### EXERCISE
Every line below that mentions the word "document" should be copied out.
══════════════════════════════
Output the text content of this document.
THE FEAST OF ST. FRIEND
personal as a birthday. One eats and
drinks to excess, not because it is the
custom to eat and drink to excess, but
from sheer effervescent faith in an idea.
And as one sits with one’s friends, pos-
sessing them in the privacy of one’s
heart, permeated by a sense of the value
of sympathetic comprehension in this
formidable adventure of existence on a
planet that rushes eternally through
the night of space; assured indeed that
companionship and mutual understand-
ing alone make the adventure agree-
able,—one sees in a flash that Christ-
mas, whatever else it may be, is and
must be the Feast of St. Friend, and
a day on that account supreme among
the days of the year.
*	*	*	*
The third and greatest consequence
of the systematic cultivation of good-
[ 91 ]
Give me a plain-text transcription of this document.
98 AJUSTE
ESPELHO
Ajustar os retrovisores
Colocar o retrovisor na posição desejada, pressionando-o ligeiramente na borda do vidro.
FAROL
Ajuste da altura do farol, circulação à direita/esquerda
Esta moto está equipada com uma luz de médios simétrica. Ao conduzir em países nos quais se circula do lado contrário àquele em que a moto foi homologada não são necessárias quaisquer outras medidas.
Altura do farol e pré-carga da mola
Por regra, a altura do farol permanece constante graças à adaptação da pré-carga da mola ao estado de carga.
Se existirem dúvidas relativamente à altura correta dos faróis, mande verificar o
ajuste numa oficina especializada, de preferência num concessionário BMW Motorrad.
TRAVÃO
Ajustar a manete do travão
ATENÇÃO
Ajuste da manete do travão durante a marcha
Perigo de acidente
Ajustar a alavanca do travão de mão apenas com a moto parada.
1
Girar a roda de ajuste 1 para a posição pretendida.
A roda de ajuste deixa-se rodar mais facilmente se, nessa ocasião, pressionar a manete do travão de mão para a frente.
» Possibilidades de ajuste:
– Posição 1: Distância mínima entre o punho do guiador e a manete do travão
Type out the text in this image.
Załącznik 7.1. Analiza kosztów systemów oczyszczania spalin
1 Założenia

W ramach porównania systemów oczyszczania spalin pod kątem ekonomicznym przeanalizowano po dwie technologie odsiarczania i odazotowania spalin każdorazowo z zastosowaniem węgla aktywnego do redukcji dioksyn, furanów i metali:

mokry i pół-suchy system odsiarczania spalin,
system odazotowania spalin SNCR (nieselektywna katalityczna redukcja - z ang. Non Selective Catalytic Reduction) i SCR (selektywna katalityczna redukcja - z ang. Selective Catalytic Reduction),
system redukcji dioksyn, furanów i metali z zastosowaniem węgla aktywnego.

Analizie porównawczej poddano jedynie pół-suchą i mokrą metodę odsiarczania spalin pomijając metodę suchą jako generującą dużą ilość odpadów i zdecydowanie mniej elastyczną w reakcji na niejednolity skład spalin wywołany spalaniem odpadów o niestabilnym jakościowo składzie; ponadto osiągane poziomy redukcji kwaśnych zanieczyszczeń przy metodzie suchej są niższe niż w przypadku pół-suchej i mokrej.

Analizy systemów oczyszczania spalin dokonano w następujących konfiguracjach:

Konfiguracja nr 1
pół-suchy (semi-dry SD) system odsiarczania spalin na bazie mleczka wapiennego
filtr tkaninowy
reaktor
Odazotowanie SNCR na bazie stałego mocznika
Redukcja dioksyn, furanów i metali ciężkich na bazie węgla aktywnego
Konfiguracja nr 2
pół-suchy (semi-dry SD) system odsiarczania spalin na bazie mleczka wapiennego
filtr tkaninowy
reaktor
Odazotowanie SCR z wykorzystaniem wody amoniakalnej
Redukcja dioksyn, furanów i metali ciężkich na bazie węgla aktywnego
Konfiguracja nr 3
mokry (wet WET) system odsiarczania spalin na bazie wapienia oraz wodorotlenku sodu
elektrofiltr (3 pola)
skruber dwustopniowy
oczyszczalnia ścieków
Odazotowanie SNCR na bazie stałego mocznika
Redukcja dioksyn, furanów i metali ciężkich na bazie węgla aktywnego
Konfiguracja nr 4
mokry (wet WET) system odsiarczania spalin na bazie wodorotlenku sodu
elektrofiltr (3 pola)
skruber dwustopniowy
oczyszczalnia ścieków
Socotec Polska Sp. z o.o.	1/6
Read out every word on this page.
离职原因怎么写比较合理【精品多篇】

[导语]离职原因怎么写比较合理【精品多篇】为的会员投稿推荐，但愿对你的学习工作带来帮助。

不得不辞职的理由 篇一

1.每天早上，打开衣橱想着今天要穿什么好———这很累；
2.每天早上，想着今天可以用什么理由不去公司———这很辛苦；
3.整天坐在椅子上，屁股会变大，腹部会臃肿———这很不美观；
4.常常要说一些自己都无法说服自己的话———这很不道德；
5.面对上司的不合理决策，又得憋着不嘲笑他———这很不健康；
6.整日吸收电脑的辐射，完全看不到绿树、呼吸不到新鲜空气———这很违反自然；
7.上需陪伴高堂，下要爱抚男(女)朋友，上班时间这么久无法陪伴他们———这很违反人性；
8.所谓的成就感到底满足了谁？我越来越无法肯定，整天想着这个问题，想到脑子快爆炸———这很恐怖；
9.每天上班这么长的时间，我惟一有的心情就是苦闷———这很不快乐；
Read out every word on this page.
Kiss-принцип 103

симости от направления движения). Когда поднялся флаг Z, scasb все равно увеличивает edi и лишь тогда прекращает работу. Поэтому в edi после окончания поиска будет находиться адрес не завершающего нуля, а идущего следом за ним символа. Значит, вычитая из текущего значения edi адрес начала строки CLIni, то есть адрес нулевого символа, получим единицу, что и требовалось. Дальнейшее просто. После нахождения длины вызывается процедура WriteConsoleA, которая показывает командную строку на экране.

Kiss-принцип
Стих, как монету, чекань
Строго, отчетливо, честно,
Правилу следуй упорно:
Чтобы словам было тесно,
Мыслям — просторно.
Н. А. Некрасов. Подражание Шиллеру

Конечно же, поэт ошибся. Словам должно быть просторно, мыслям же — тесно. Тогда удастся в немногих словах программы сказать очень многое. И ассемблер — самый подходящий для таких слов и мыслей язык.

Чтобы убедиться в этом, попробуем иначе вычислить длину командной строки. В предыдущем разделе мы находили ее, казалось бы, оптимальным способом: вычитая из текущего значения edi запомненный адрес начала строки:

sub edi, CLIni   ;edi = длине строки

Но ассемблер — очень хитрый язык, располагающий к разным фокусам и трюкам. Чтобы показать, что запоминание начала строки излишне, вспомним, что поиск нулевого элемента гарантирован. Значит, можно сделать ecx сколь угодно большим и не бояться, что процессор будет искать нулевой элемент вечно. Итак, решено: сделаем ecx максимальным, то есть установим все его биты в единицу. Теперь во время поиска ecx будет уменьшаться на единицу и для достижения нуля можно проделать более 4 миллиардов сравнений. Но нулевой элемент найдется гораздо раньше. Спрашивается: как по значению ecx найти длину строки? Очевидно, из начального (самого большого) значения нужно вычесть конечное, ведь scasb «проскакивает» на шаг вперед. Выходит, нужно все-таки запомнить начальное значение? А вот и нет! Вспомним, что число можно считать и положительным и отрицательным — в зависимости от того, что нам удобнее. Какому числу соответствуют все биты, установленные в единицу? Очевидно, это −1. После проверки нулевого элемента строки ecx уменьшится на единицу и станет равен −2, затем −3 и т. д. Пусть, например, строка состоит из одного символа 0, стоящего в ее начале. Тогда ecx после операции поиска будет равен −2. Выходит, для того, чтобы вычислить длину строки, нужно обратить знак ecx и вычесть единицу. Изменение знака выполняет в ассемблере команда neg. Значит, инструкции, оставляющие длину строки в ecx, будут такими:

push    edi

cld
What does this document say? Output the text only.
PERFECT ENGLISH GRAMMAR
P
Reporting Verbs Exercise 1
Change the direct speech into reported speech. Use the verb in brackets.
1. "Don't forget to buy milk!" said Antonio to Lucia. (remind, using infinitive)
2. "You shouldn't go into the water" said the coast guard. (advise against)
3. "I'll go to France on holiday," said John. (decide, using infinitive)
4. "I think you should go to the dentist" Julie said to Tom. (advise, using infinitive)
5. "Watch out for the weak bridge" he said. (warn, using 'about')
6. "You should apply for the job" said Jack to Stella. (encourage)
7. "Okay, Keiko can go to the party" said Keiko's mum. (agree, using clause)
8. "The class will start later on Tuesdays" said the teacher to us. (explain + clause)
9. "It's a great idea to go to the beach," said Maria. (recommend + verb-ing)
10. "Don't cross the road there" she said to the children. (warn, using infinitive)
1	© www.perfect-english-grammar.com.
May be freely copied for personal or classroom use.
══════════════════════════════
### PROBLEM SOLUTION
Output the text content of this document.
Give me a plain-text transcription of this document.
What does this document say? Output the text only.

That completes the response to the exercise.